TASK BRIEF: Find and copy every line in the records that includes the string "negative".

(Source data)
········

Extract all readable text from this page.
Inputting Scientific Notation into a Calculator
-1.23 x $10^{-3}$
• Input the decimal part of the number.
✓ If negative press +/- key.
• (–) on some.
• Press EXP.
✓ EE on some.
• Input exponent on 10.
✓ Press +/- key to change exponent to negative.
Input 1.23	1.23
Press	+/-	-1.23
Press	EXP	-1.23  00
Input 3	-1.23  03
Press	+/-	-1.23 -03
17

········

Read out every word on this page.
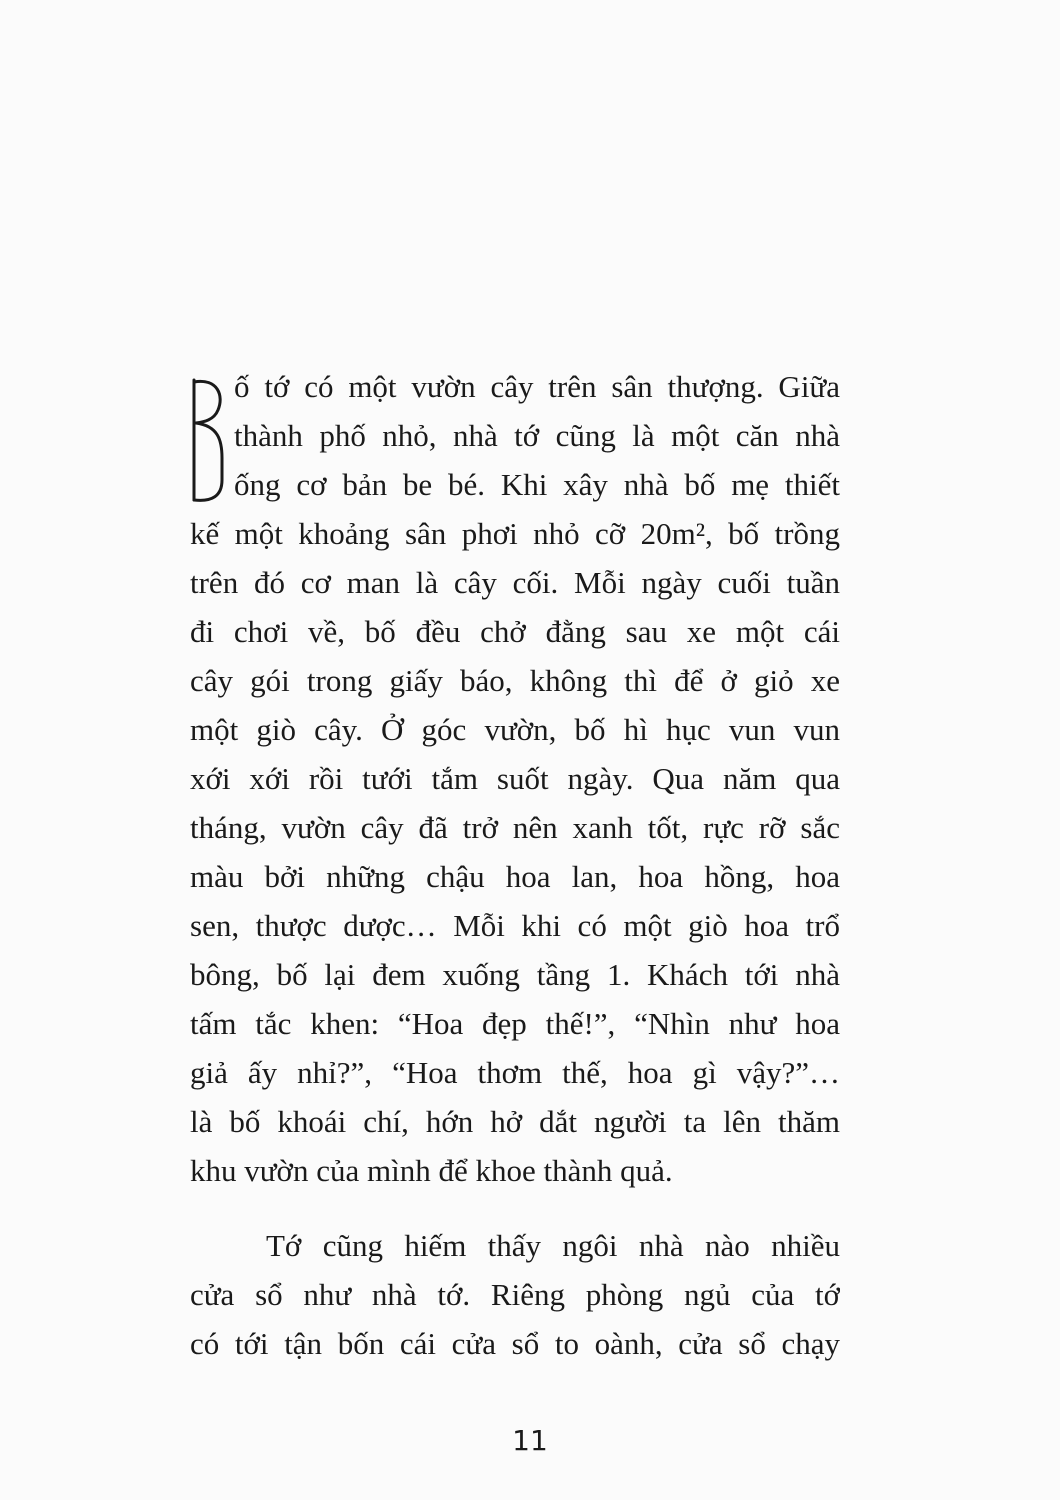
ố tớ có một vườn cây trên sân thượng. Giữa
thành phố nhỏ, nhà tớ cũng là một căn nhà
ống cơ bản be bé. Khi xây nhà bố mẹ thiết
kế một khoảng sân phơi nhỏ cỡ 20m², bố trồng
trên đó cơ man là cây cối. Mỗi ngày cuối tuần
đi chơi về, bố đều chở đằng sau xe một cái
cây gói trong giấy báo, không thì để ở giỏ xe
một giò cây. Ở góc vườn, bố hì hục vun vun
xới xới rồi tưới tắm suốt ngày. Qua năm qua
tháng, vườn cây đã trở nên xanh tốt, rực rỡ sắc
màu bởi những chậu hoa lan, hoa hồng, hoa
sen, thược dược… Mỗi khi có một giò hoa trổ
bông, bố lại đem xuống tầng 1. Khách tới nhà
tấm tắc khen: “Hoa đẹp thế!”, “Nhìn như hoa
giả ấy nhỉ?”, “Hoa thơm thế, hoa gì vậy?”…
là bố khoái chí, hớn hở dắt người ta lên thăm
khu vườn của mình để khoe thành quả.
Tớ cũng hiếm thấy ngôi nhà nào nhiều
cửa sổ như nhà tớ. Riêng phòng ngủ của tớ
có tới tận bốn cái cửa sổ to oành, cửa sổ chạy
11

········

TASK RESPONSE:
✓ If negative press +/- key.
✓ Press +/- key to change exponent to negative.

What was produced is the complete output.